Task to carry out: Quote the data below in full, minus the images.

Given data:
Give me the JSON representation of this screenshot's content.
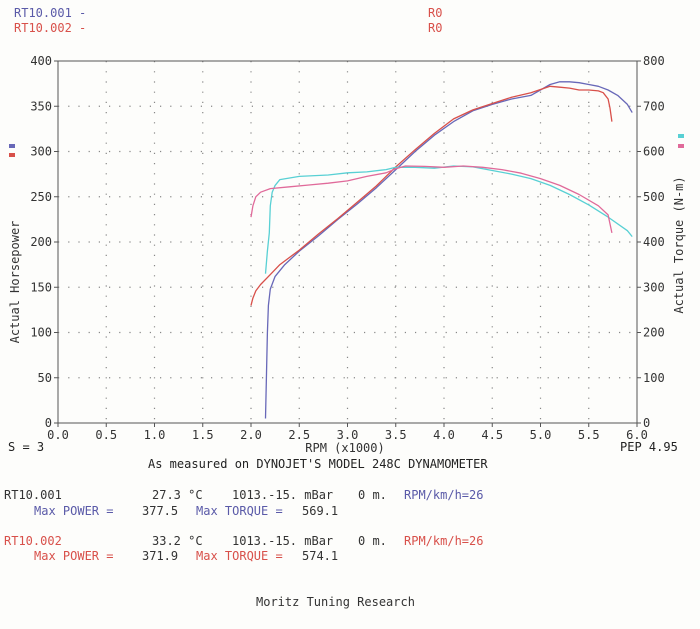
{
  "header": {
    "run1_name": "RT10.001 -",
    "run2_name": "RT10.002 -",
    "run1_code": "R0",
    "run2_code": "R0"
  },
  "colors": {
    "run1_power": "#6868b8",
    "run2_power": "#d8504a",
    "run1_torque": "#58d0d4",
    "run2_torque": "#e06a9a",
    "grid": "#888888",
    "axis": "#555555"
  },
  "footer": {
    "smoothing": "S = 3",
    "pep": "PEP 4.95",
    "measured": "As measured on DYNOJET'S MODEL 248C DYNAMOMETER",
    "run1": {
      "label": "RT10.001",
      "temp": "27.3 °C",
      "pressure": "1013.-15. mBar",
      "altitude": "0 m.",
      "rpm_kmh": "RPM/km/h=26",
      "max_power_label": "Max POWER =",
      "max_power": "377.5",
      "max_torque_label": "Max TORQUE =",
      "max_torque": "569.1"
    },
    "run2": {
      "label": "RT10.002",
      "temp": "33.2 °C",
      "pressure": "1013.-15. mBar",
      "altitude": "0 m.",
      "rpm_kmh": "RPM/km/h=26",
      "max_power_label": "Max POWER =",
      "max_power": "371.9",
      "max_torque_label": "Max TORQUE =",
      "max_torque": "574.1"
    },
    "company": "Moritz Tuning Research"
  },
  "chart_data": {
    "type": "line",
    "xlabel": "RPM (x1000)",
    "ylabel": "Actual Horsepower",
    "y2label": "Actual Torque (N-m)",
    "xlim": [
      0,
      6.0
    ],
    "ylim": [
      0,
      400
    ],
    "y2lim": [
      0,
      800
    ],
    "grid": true,
    "x_ticks": [
      "0.0",
      "0.5",
      "1.0",
      "1.5",
      "2.0",
      "2.5",
      "3.0",
      "3.5",
      "4.0",
      "4.5",
      "5.0",
      "5.5",
      "6.0"
    ],
    "y_ticks": [
      "0",
      "50",
      "100",
      "150",
      "200",
      "250",
      "300",
      "350",
      "400"
    ],
    "y2_ticks": [
      "0",
      "100",
      "200",
      "300",
      "400",
      "500",
      "600",
      "700",
      "800"
    ],
    "series": [
      {
        "axis": "left",
        "x": [
          2.15,
          2.16,
          2.17,
          2.18,
          2.2,
          2.25,
          2.35,
          2.5,
          2.7,
          2.9,
          3.1,
          3.3,
          3.5,
          3.7,
          3.9,
          4.1,
          4.3,
          4.5,
          4.7,
          4.9,
          5.1,
          5.2,
          5.3,
          5.4,
          5.5,
          5.6,
          5.7,
          5.8,
          5.9,
          5.95
        ],
        "y": [
          5,
          50,
          100,
          130,
          148,
          162,
          175,
          190,
          207,
          225,
          242,
          260,
          280,
          300,
          318,
          333,
          345,
          352,
          358,
          362,
          374,
          377,
          377,
          376,
          374,
          372,
          368,
          362,
          352,
          343
        ]
      },
      {
        "axis": "left",
        "x": [
          2.0,
          2.02,
          2.05,
          2.1,
          2.2,
          2.3,
          2.5,
          2.7,
          2.9,
          3.1,
          3.3,
          3.5,
          3.7,
          3.9,
          4.1,
          4.3,
          4.5,
          4.7,
          4.9,
          5.1,
          5.2,
          5.3,
          5.4,
          5.5,
          5.6,
          5.65,
          5.7,
          5.72,
          5.74
        ],
        "y": [
          130,
          138,
          146,
          153,
          164,
          175,
          191,
          209,
          226,
          244,
          262,
          283,
          302,
          320,
          336,
          346,
          353,
          360,
          365,
          372,
          371,
          370,
          368,
          368,
          367,
          365,
          358,
          348,
          333
        ]
      },
      {
        "axis": "right",
        "x": [
          2.15,
          2.17,
          2.19,
          2.2,
          2.22,
          2.25,
          2.3,
          2.5,
          2.8,
          3.0,
          3.2,
          3.4,
          3.5,
          3.7,
          3.9,
          4.1,
          4.3,
          4.5,
          4.7,
          4.9,
          5.1,
          5.3,
          5.5,
          5.7,
          5.9,
          5.95
        ],
        "y": [
          330,
          380,
          420,
          480,
          510,
          525,
          538,
          545,
          548,
          553,
          555,
          560,
          565,
          565,
          563,
          568,
          566,
          558,
          550,
          540,
          525,
          505,
          482,
          455,
          425,
          412
        ]
      },
      {
        "axis": "right",
        "x": [
          2.0,
          2.02,
          2.05,
          2.1,
          2.2,
          2.4,
          2.6,
          2.8,
          3.0,
          3.2,
          3.4,
          3.5,
          3.6,
          3.8,
          4.0,
          4.2,
          4.4,
          4.6,
          4.8,
          5.0,
          5.2,
          5.4,
          5.6,
          5.7,
          5.72,
          5.74
        ],
        "y": [
          455,
          480,
          500,
          510,
          518,
          522,
          526,
          530,
          535,
          545,
          553,
          562,
          568,
          567,
          565,
          568,
          565,
          560,
          552,
          540,
          525,
          505,
          480,
          460,
          440,
          420
        ]
      }
    ]
  }
}
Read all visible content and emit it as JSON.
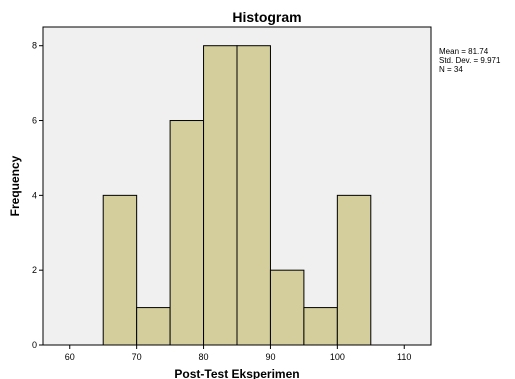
{
  "chart_data": {
    "type": "bar",
    "title": "Histogram",
    "xlabel": "Post-Test Eksperimen",
    "ylabel": "Frequency",
    "bins": [
      {
        "start": 65,
        "end": 70,
        "value": 4
      },
      {
        "start": 70,
        "end": 75,
        "value": 1
      },
      {
        "start": 75,
        "end": 80,
        "value": 6
      },
      {
        "start": 80,
        "end": 85,
        "value": 8
      },
      {
        "start": 85,
        "end": 90,
        "value": 8
      },
      {
        "start": 90,
        "end": 95,
        "value": 2
      },
      {
        "start": 95,
        "end": 100,
        "value": 1
      },
      {
        "start": 100,
        "end": 105,
        "value": 4
      }
    ],
    "xlim": [
      56,
      114
    ],
    "ylim": [
      0,
      8.5
    ],
    "xticks": [
      "60",
      "70",
      "80",
      "90",
      "100",
      "110"
    ],
    "yticks": [
      "0",
      "2",
      "4",
      "6",
      "8"
    ],
    "stats": [
      "Mean = 81.74",
      "Std. Dev. = 9.971",
      "N = 34"
    ],
    "grid": false,
    "colors": {
      "plot_background": "#f0f0f0",
      "bar_fill": "#d3ce9b",
      "bar_stroke": "#000000"
    }
  }
}
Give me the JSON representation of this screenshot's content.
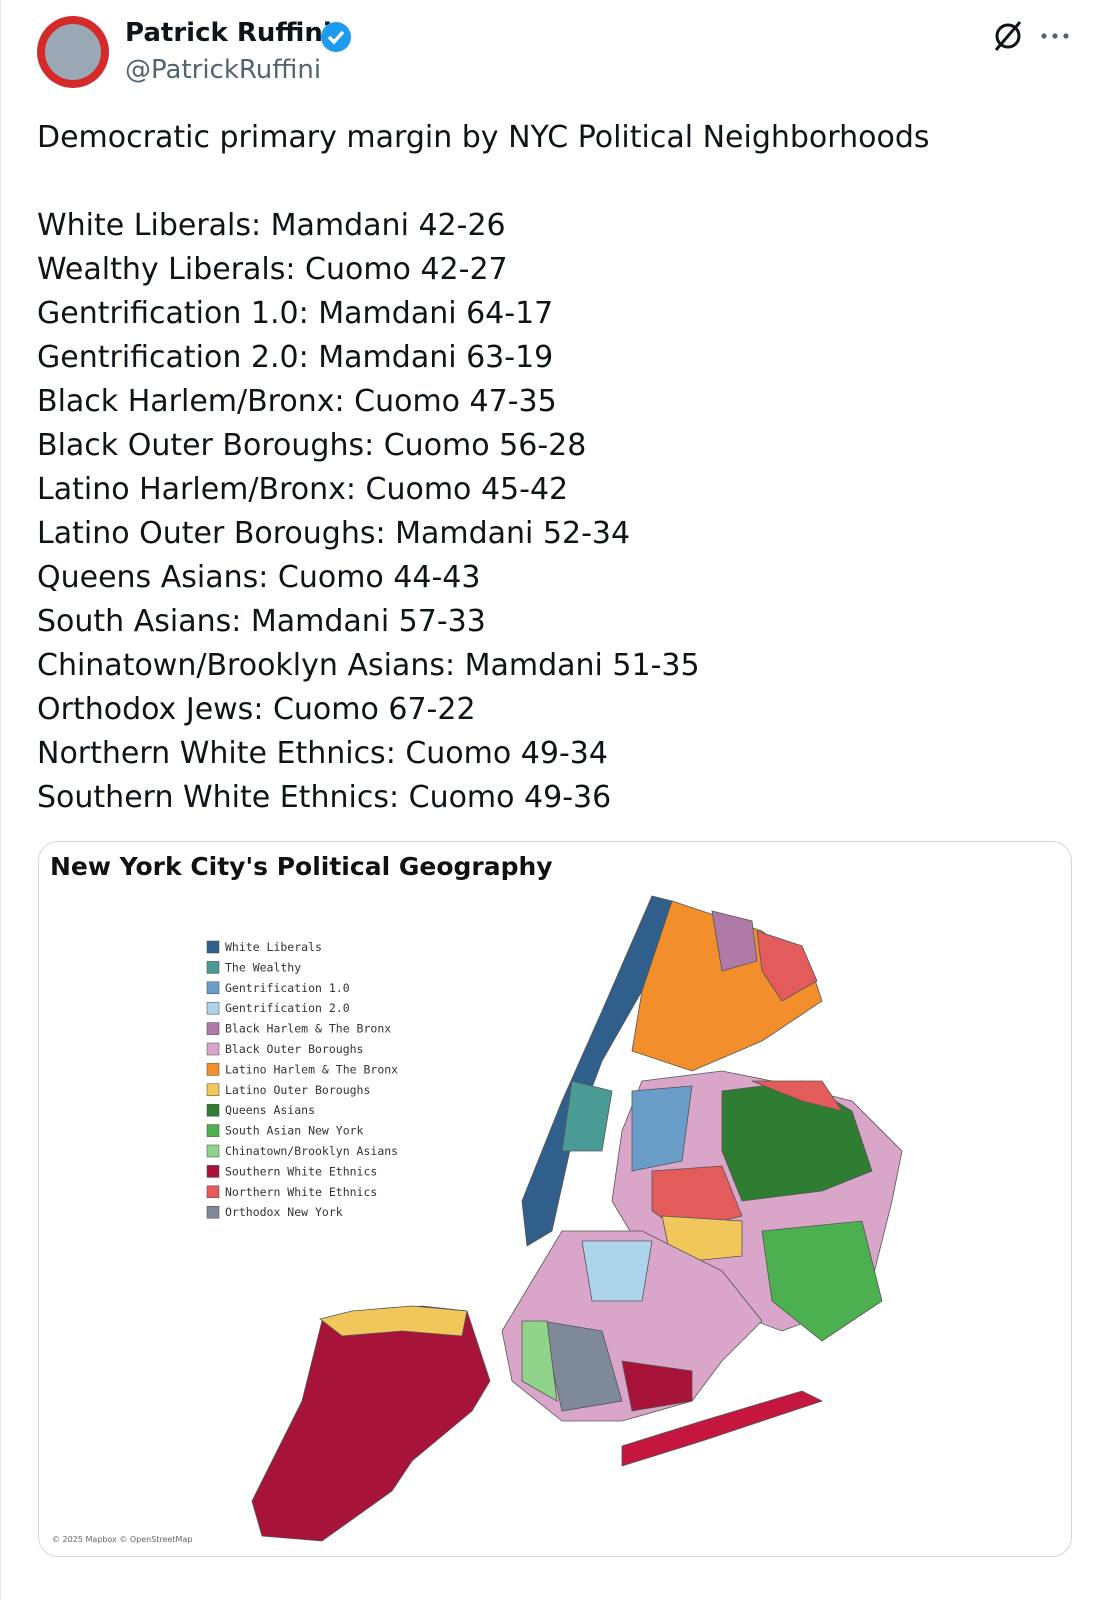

Reply:
Give me the JSON representation of this screenshot's content.
{
  "header": {
    "run1_name": "RT10.001 -",
    "run2_name": "RT10.002 -",
    "run1_code": "R0",
    "run2_code": "R0"
  },
  "colors": {
    "run1_power": "#6868b8",
    "run2_power": "#d8504a",
    "run1_torque": "#58d0d4",
    "run2_torque": "#e06a9a",
    "grid": "#888888",
    "axis": "#555555"
  },
  "footer": {
    "smoothing": "S = 3",
    "pep": "PEP 4.95",
    "measured": "As measured on DYNOJET'S MODEL 248C DYNAMOMETER",
    "run1": {
      "label": "RT10.001",
      "temp": "27.3 °C",
      "pressure": "1013.-15. mBar",
      "altitude": "0 m.",
      "rpm_kmh": "RPM/km/h=26",
      "max_power_label": "Max POWER =",
      "max_power": "377.5",
      "max_torque_label": "Max TORQUE =",
      "max_torque": "569.1"
    },
    "run2": {
      "label": "RT10.002",
      "temp": "33.2 °C",
      "pressure": "1013.-15. mBar",
      "altitude": "0 m.",
      "rpm_kmh": "RPM/km/h=26",
      "max_power_label": "Max POWER =",
      "max_power": "371.9",
      "max_torque_label": "Max TORQUE =",
      "max_torque": "574.1"
    },
    "company": "Moritz Tuning Research"
  },
  "chart_data": {
    "type": "line",
    "xlabel": "RPM (x1000)",
    "ylabel": "Actual Horsepower",
    "y2label": "Actual Torque (N-m)",
    "xlim": [
      0,
      6.0
    ],
    "ylim": [
      0,
      400
    ],
    "y2lim": [
      0,
      800
    ],
    "grid": true,
    "x_ticks": [
      "0.0",
      "0.5",
      "1.0",
      "1.5",
      "2.0",
      "2.5",
      "3.0",
      "3.5",
      "4.0",
      "4.5",
      "5.0",
      "5.5",
      "6.0"
    ],
    "y_ticks": [
      "0",
      "50",
      "100",
      "150",
      "200",
      "250",
      "300",
      "350",
      "400"
    ],
    "y2_ticks": [
      "0",
      "100",
      "200",
      "300",
      "400",
      "500",
      "600",
      "700",
      "800"
    ],
    "series": [
      {
        "axis": "left",
        "x": [
          2.15,
          2.16,
          2.17,
          2.18,
          2.2,
          2.25,
          2.35,
          2.5,
          2.7,
          2.9,
          3.1,
          3.3,
          3.5,
          3.7,
          3.9,
          4.1,
          4.3,
          4.5,
          4.7,
          4.9,
          5.1,
          5.2,
          5.3,
          5.4,
          5.5,
          5.6,
          5.7,
          5.8,
          5.9,
          5.95
        ],
        "y": [
          5,
          50,
          100,
          130,
          148,
          162,
          175,
          190,
          207,
          225,
          242,
          260,
          280,
          300,
          318,
          333,
          345,
          352,
          358,
          362,
          374,
          377,
          377,
          376,
          374,
          372,
          368,
          362,
          352,
          343
        ]
      },
      {
        "axis": "left",
        "x": [
          2.0,
          2.02,
          2.05,
          2.1,
          2.2,
          2.3,
          2.5,
          2.7,
          2.9,
          3.1,
          3.3,
          3.5,
          3.7,
          3.9,
          4.1,
          4.3,
          4.5,
          4.7,
          4.9,
          5.1,
          5.2,
          5.3,
          5.4,
          5.5,
          5.6,
          5.65,
          5.7,
          5.72,
          5.74
        ],
        "y": [
          130,
          138,
          146,
          153,
          164,
          175,
          191,
          209,
          226,
          244,
          262,
          283,
          302,
          320,
          336,
          346,
          353,
          360,
          365,
          372,
          371,
          370,
          368,
          368,
          367,
          365,
          358,
          348,
          333
        ]
      },
      {
        "axis": "right",
        "x": [
          2.15,
          2.17,
          2.19,
          2.2,
          2.22,
          2.25,
          2.3,
          2.5,
          2.8,
          3.0,
          3.2,
          3.4,
          3.5,
          3.7,
          3.9,
          4.1,
          4.3,
          4.5,
          4.7,
          4.9,
          5.1,
          5.3,
          5.5,
          5.7,
          5.9,
          5.95
        ],
        "y": [
          330,
          380,
          420,
          480,
          510,
          525,
          538,
          545,
          548,
          553,
          555,
          560,
          565,
          565,
          563,
          568,
          566,
          558,
          550,
          540,
          525,
          505,
          482,
          455,
          425,
          412
        ]
      },
      {
        "axis": "right",
        "x": [
          2.0,
          2.02,
          2.05,
          2.1,
          2.2,
          2.4,
          2.6,
          2.8,
          3.0,
          3.2,
          3.4,
          3.5,
          3.6,
          3.8,
          4.0,
          4.2,
          4.4,
          4.6,
          4.8,
          5.0,
          5.2,
          5.4,
          5.6,
          5.7,
          5.72,
          5.74
        ],
        "y": [
          455,
          480,
          500,
          510,
          518,
          522,
          526,
          530,
          535,
          545,
          553,
          562,
          568,
          567,
          565,
          568,
          565,
          560,
          552,
          540,
          525,
          505,
          480,
          460,
          440,
          420
        ]
      }
    ]
  }
}
Read all visible content and emit it as JSON.
{
  "chart_data": {
    "type": "bar",
    "title": "Histogram",
    "xlabel": "Post-Test Eksperimen",
    "ylabel": "Frequency",
    "bins": [
      {
        "start": 65,
        "end": 70,
        "value": 4
      },
      {
        "start": 70,
        "end": 75,
        "value": 1
      },
      {
        "start": 75,
        "end": 80,
        "value": 6
      },
      {
        "start": 80,
        "end": 85,
        "value": 8
      },
      {
        "start": 85,
        "end": 90,
        "value": 8
      },
      {
        "start": 90,
        "end": 95,
        "value": 2
      },
      {
        "start": 95,
        "end": 100,
        "value": 1
      },
      {
        "start": 100,
        "end": 105,
        "value": 4
      }
    ],
    "xlim": [
      56,
      114
    ],
    "ylim": [
      0,
      8.5
    ],
    "xticks": [
      "60",
      "70",
      "80",
      "90",
      "100",
      "110"
    ],
    "yticks": [
      "0",
      "2",
      "4",
      "6",
      "8"
    ],
    "stats": [
      "Mean = 81.74",
      "Std. Dev. = 9.971",
      "N = 34"
    ],
    "grid": false,
    "colors": {
      "plot_background": "#f0f0f0",
      "bar_fill": "#d3ce9b",
      "bar_stroke": "#000000"
    }
  }
}
Give me the JSON representation of this screenshot's content.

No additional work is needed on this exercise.